Given exercise -
Return the rows from the first one through the line holding "event-text-group: 1345 Arrive", inclusive, copied character for character.

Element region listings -

+++

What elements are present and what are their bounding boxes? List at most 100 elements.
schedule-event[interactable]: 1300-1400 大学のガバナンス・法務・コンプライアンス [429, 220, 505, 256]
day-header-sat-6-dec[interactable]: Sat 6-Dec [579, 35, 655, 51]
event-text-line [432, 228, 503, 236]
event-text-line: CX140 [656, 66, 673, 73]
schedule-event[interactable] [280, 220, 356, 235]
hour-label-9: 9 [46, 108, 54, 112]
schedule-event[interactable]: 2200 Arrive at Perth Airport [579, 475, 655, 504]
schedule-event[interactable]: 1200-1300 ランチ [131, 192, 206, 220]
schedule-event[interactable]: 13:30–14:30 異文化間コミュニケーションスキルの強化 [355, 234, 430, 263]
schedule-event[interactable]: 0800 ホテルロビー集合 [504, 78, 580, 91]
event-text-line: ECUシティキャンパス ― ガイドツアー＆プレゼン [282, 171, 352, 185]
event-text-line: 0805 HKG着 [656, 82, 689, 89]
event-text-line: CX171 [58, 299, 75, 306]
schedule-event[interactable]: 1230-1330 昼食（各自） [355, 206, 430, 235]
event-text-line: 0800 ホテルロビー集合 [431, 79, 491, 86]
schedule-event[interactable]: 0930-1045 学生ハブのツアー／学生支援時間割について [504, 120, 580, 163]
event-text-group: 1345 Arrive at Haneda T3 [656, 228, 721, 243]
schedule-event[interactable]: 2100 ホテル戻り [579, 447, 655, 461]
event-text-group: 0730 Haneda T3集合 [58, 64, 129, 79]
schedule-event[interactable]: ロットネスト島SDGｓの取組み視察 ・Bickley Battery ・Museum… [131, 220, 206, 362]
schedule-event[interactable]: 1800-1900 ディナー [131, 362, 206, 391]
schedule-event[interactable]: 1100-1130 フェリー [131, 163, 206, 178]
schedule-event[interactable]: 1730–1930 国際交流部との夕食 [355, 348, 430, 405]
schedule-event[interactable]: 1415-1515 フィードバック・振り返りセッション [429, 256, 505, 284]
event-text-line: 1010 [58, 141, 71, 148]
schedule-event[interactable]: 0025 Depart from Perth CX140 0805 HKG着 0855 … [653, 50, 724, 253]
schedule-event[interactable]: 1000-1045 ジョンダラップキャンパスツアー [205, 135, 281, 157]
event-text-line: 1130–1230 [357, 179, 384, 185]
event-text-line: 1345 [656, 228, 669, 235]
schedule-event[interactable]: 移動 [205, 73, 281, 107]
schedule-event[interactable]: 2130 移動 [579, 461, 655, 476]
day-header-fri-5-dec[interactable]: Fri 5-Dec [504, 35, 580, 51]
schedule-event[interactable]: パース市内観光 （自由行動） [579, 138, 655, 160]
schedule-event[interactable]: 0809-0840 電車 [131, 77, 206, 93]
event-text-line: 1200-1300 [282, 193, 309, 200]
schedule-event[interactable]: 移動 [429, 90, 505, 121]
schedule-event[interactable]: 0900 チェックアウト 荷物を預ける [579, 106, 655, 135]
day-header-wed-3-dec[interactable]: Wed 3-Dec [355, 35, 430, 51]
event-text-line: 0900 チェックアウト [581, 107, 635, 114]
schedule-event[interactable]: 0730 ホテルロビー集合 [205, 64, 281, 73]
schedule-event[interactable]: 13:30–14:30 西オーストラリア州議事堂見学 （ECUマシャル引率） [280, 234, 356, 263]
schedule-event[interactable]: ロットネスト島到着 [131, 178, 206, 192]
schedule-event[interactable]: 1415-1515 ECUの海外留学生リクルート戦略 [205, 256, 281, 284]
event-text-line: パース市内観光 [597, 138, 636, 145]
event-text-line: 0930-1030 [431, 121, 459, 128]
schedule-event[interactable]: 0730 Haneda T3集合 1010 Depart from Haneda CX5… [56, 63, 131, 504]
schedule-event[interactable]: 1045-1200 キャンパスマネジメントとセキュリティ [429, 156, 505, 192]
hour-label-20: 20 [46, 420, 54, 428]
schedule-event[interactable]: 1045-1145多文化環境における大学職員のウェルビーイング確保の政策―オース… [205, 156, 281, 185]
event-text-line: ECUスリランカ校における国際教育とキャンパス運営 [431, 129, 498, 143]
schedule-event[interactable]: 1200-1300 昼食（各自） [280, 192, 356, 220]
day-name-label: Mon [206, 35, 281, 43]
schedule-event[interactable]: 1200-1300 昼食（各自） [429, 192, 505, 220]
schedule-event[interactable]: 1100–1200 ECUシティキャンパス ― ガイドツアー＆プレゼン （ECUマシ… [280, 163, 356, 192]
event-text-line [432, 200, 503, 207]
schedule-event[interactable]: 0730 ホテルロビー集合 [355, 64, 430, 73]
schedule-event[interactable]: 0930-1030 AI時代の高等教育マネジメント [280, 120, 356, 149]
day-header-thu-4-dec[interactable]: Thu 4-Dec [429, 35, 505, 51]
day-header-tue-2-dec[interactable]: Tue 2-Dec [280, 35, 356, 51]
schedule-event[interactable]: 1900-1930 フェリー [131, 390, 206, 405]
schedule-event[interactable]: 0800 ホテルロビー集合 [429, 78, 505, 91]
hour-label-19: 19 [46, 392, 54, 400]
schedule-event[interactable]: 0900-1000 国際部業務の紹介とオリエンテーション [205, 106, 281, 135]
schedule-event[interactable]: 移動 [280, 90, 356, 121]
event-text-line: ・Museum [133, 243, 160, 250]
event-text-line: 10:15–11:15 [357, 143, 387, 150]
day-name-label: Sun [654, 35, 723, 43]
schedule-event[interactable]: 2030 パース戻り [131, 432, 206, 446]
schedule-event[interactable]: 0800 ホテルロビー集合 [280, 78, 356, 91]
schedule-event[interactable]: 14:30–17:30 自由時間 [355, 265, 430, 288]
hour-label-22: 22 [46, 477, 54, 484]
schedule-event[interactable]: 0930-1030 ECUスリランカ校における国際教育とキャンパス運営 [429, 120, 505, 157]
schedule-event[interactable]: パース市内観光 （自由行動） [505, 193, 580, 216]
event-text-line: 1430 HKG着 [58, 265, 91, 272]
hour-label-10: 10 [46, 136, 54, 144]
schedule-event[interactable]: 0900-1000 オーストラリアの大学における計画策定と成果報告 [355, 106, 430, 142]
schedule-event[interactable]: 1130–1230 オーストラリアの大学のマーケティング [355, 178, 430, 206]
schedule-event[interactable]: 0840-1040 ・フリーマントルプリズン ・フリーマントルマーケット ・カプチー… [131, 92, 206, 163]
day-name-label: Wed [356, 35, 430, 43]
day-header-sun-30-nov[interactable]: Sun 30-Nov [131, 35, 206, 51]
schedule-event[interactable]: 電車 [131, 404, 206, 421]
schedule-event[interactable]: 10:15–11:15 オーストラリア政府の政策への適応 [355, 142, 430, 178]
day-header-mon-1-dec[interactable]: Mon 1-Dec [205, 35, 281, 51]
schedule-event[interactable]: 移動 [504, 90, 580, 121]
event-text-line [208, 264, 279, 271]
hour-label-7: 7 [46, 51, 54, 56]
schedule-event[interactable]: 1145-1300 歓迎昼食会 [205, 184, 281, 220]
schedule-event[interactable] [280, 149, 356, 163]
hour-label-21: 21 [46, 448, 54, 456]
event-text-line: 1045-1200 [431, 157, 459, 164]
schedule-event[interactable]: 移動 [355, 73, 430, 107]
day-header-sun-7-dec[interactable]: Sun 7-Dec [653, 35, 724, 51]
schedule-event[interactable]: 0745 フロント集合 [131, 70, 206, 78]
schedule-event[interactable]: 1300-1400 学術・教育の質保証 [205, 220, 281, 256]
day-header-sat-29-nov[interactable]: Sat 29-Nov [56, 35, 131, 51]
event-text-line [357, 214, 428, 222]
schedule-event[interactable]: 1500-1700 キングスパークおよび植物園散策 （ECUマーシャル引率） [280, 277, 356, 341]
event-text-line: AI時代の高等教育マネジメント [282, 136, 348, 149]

+++

Finished answer -
What elements are present and what are their bounding boxes? List at most 100 elements.
schedule-event[interactable]: 1300-1400 大学のガバナンス・法務・コンプライアンス [429, 220, 505, 256]
day-header-sat-6-dec[interactable]: Sat 6-Dec [579, 35, 655, 51]
event-text-line [432, 228, 503, 236]
event-text-line: CX140 [656, 66, 673, 73]
schedule-event[interactable] [280, 220, 356, 235]
hour-label-9: 9 [46, 108, 54, 112]
schedule-event[interactable]: 2200 Arrive at Perth Airport [579, 475, 655, 504]
schedule-event[interactable]: 1200-1300 ランチ [131, 192, 206, 220]
schedule-event[interactable]: 13:30–14:30 異文化間コミュニケーションスキルの強化 [355, 234, 430, 263]
schedule-event[interactable]: 0800 ホテルロビー集合 [504, 78, 580, 91]
event-text-line: ECUシティキャンパス ― ガイドツアー＆プレゼン [282, 171, 352, 185]
event-text-line: 0805 HKG着 [656, 82, 689, 89]
event-text-line: CX171 [58, 299, 75, 306]
schedule-event[interactable]: 1230-1330 昼食（各自） [355, 206, 430, 235]
event-text-line: 0800 ホテルロビー集合 [431, 79, 491, 86]
schedule-event[interactable]: 0930-1045 学生ハブのツアー／学生支援時間割について [504, 120, 580, 163]
event-text-group: 1345 Arrive at Haneda T3 [656, 228, 721, 243]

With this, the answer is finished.